### Work to be completed
Without skipping anything, write out each record below exactly.

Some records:
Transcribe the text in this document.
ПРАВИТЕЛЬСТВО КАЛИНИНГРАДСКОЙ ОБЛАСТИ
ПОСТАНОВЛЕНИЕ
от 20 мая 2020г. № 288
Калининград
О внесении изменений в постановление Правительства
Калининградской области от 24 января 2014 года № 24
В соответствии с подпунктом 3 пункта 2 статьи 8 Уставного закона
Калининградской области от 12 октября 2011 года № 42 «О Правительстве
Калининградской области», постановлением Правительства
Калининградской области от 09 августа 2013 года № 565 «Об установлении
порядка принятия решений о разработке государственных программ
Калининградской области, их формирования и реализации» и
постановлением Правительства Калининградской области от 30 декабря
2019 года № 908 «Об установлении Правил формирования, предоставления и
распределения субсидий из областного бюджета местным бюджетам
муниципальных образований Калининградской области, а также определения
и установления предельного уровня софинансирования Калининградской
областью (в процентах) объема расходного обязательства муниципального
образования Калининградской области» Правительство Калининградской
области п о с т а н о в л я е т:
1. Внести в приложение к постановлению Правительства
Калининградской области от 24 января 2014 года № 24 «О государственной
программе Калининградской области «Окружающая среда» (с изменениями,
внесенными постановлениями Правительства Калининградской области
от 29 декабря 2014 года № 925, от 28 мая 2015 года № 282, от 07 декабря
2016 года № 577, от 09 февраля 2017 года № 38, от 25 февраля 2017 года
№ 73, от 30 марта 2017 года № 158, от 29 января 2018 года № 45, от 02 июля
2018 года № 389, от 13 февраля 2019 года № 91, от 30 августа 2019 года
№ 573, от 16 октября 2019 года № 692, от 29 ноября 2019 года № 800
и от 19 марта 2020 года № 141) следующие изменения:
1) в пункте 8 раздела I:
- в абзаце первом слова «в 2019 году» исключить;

### Solved exercise
Transcribe the text in this document.
ПРАВИТЕЛЬСТВО КАЛИНИНГРАДСКОЙ ОБЛАСТИ
ПОСТАНОВЛЕНИЕ
от 20 мая 2020г. № 288
Калининград
О внесении изменений в постановление Правительства
Калининградской области от 24 января 2014 года № 24
В соответствии с подпунктом 3 пункта 2 статьи 8 Уставного закона
Калининградской области от 12 октября 2011 года № 42 «О Правительстве
Калининградской области», постановлением Правительства
Калининградской области от 09 августа 2013 года № 565 «Об установлении
порядка принятия решений о разработке государственных программ
Калининградской области, их формирования и реализации» и
постановлением Правительства Калининградской области от 30 декабря
2019 года № 908 «Об установлении Правил формирования, предоставления и
распределения субсидий из областного бюджета местным бюджетам
муниципальных образований Калининградской области, а также определения
и установления предельного уровня софинансирования Калининградской
областью (в процентах) объема расходного обязательства муниципального
образования Калининградской области» Правительство Калининградской
области п о с т а н о в л я е т:
1. Внести в приложение к постановлению Правительства
Калининградской области от 24 января 2014 года № 24 «О государственной
программе Калининградской области «Окружающая среда» (с изменениями,
внесенными постановлениями Правительства Калининградской области
от 29 декабря 2014 года № 925, от 28 мая 2015 года № 282, от 07 декабря
2016 года № 577, от 09 февраля 2017 года № 38, от 25 февраля 2017 года
№ 73, от 30 марта 2017 года № 158, от 29 января 2018 года № 45, от 02 июля
2018 года № 389, от 13 февраля 2019 года № 91, от 30 августа 2019 года
№ 573, от 16 октября 2019 года № 692, от 29 ноября 2019 года № 800
и от 19 марта 2020 года № 141) следующие изменения:
1) в пункте 8 раздела I:
- в абзаце первом слова «в 2019 году» исключить;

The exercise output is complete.